_GIVEN RECORDS_.
····················

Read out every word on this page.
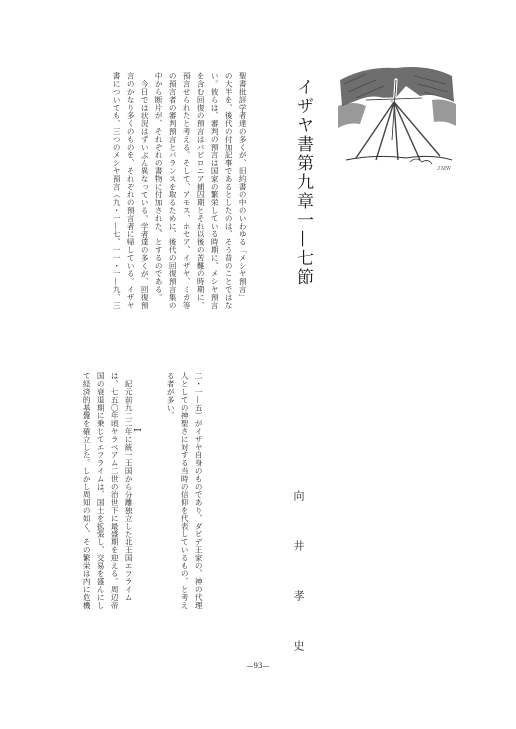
ＪＭＷ
イザヤ書第九章一—七節
向　井　孝　史
聖書批評学者達の多くが、旧約書の中のいわゆる「メシヤ預言」
の大半を、後代の付加記事であるとしたのは、そう昔のことではな
い。彼らは、審判の預言は国家の繁栄している時期に、メシヤ預言
を含む回復の預言はバビロニア捕囚期とそれ以後の苦難の時期に、
預言せられたと考える。そして、アモス、ホセア、イザヤ、ミカ等
の預言者の審判預言とバランスを取るために、後代の回復預言集の
中から断片が、それぞれの書物に付加された、とするのである。
今日では状況はずいぶん異なっている。学者達の多くが、回復預
言のかなり多くのものを、それぞれの預言者に帰している。イザヤ
書についても、三つのメシヤ預言（九・一—七、一一・一—九、三
二・一—五）がイザヤ自身のものであり、ダビデ王家の、神の代理
人としての神聖さに対する当時の信仰を代表しているもの、と考え
る者が多い。
I
紀元前九二二年に統一王国から分離独立した北王国エフライム
は、七五〇年頃ヤラベアム二世の治世下に最盛期を迎える。周辺帝
国の衰退期に乗じてエフライムは、国土を拡張し、交易を盛んにし
て経済的基盤を確立した。しかし周知の如く、その繁栄は内に危機
—93—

····················

Reproduce the full listing faithfully, but do not carry over any pictures.

_FULL OUTPUT_.
Read out every word on this page.
ＪＭＷ
イザヤ書第九章一—七節
向　井　孝　史
聖書批評学者達の多くが、旧約書の中のいわゆる「メシヤ預言」
の大半を、後代の付加記事であるとしたのは、そう昔のことではな
い。彼らは、審判の預言は国家の繁栄している時期に、メシヤ預言
を含む回復の預言はバビロニア捕囚期とそれ以後の苦難の時期に、
預言せられたと考える。そして、アモス、ホセア、イザヤ、ミカ等
の預言者の審判預言とバランスを取るために、後代の回復預言集の
中から断片が、それぞれの書物に付加された、とするのである。
今日では状況はずいぶん異なっている。学者達の多くが、回復預
言のかなり多くのものを、それぞれの預言者に帰している。イザヤ
書についても、三つのメシヤ預言（九・一—七、一一・一—九、三
二・一—五）がイザヤ自身のものであり、ダビデ王家の、神の代理
人としての神聖さに対する当時の信仰を代表しているもの、と考え
る者が多い。
I
紀元前九二二年に統一王国から分離独立した北王国エフライム
は、七五〇年頃ヤラベアム二世の治世下に最盛期を迎える。周辺帝
国の衰退期に乗じてエフライムは、国土を拡張し、交易を盛んにし
て経済的基盤を確立した。しかし周知の如く、その繁栄は内に危機
—93—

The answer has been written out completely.